**Task statement**
Consider the records below. How many of their lines include the word "Cutout"? State the number and nothing else.
##############################
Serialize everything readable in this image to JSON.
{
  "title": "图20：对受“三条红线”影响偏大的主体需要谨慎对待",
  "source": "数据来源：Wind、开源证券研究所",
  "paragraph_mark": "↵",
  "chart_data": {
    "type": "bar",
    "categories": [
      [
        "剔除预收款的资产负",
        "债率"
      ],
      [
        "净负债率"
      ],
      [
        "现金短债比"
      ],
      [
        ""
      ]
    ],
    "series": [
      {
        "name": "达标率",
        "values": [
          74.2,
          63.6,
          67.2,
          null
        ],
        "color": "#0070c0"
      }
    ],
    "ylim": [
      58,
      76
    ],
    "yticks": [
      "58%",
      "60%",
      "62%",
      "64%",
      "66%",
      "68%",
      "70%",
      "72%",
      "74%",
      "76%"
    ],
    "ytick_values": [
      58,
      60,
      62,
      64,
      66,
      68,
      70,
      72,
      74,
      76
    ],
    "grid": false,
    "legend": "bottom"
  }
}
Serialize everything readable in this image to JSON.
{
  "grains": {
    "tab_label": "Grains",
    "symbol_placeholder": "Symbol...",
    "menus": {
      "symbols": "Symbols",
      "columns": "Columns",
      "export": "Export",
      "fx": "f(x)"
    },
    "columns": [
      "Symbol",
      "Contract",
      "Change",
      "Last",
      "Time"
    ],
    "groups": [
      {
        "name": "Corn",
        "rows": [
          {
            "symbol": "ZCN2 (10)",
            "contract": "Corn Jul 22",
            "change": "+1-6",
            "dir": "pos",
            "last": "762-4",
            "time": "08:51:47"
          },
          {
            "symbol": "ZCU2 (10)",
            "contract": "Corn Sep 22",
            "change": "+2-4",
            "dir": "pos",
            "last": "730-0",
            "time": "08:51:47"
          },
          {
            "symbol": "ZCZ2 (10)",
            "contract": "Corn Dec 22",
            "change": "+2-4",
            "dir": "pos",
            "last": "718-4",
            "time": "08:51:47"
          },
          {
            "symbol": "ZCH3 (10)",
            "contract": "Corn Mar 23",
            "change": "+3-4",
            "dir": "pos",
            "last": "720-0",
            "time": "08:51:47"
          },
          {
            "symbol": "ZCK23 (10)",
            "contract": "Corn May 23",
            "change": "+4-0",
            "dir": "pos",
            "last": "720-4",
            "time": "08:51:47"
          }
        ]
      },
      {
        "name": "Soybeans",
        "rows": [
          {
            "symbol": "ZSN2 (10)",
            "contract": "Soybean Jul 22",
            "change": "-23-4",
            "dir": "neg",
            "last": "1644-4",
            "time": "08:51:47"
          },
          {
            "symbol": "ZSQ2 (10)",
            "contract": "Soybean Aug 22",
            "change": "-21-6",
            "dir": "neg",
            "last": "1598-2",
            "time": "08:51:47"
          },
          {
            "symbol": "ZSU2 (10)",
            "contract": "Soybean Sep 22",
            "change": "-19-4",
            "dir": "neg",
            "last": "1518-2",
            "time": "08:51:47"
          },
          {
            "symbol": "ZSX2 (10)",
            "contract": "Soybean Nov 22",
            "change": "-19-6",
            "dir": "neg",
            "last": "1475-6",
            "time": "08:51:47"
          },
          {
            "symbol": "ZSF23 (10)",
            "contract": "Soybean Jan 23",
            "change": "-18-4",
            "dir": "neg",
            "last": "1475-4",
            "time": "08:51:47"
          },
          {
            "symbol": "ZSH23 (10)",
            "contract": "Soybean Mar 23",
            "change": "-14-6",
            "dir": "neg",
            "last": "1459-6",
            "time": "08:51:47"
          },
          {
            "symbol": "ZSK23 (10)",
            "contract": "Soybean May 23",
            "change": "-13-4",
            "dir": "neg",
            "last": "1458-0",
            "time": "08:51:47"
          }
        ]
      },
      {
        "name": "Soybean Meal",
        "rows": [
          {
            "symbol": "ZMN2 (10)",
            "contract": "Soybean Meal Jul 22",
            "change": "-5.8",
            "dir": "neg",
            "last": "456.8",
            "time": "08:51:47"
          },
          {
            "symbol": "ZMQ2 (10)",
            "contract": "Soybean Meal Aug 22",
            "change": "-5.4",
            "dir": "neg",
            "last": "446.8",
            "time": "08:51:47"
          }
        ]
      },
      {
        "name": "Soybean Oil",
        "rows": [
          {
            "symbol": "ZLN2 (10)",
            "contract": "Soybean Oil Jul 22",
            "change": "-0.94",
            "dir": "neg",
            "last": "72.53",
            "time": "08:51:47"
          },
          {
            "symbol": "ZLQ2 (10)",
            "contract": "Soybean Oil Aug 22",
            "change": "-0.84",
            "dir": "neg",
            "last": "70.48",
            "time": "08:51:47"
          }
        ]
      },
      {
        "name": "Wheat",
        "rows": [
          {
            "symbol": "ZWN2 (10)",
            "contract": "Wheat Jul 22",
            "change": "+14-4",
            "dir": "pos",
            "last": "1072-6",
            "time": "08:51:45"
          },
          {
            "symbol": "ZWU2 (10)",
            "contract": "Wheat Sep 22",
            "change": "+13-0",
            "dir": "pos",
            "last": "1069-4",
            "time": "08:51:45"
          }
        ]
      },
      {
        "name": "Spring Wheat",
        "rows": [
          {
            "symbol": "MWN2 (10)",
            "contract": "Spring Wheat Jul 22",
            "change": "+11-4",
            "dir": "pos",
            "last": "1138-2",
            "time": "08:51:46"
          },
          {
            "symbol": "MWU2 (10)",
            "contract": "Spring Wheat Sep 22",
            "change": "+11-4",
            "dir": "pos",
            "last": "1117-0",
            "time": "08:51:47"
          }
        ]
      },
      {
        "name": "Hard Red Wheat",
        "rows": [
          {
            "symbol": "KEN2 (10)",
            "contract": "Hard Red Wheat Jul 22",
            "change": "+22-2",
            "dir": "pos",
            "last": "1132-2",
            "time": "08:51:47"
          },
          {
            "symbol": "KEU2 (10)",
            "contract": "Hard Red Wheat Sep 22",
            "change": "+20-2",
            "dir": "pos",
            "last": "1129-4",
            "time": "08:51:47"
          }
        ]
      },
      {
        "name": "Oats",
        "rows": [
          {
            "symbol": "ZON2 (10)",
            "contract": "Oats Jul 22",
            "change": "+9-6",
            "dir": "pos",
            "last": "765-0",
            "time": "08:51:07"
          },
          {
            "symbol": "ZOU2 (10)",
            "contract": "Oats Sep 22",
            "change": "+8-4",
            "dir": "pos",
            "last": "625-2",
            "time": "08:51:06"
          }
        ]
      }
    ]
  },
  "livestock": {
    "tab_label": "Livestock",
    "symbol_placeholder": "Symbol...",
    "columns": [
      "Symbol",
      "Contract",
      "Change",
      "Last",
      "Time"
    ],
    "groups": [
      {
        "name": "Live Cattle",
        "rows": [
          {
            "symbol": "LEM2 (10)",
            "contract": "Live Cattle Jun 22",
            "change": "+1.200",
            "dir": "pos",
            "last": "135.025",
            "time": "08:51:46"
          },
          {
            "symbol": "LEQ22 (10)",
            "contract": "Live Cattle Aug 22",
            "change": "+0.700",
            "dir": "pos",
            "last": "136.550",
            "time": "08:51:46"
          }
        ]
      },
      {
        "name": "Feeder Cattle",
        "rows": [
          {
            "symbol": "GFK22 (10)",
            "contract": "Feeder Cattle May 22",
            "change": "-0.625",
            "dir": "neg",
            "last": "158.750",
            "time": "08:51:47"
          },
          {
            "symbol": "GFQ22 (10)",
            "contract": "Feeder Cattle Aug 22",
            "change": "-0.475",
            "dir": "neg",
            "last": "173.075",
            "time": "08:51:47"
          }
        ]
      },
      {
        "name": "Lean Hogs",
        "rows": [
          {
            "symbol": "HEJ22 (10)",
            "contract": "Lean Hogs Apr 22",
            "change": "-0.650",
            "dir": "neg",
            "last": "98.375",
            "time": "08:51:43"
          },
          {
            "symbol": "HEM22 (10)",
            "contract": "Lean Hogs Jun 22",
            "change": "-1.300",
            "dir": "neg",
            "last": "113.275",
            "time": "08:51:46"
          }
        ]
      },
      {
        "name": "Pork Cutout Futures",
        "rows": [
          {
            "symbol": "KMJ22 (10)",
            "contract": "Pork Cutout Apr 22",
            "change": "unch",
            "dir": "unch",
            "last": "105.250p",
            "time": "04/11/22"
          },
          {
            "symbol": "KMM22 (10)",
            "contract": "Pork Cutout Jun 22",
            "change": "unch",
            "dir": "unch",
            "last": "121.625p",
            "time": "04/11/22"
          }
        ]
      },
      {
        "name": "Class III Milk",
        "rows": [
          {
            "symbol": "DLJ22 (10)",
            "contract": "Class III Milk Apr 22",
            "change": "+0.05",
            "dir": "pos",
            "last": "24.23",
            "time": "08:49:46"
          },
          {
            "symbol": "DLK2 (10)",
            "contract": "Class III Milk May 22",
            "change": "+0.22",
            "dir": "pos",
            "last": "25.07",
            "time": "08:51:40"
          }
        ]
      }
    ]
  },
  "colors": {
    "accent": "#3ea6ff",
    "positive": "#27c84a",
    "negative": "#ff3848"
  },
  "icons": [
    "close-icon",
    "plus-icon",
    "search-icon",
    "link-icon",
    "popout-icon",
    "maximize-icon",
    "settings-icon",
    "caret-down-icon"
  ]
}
##############################
**Full answer**
3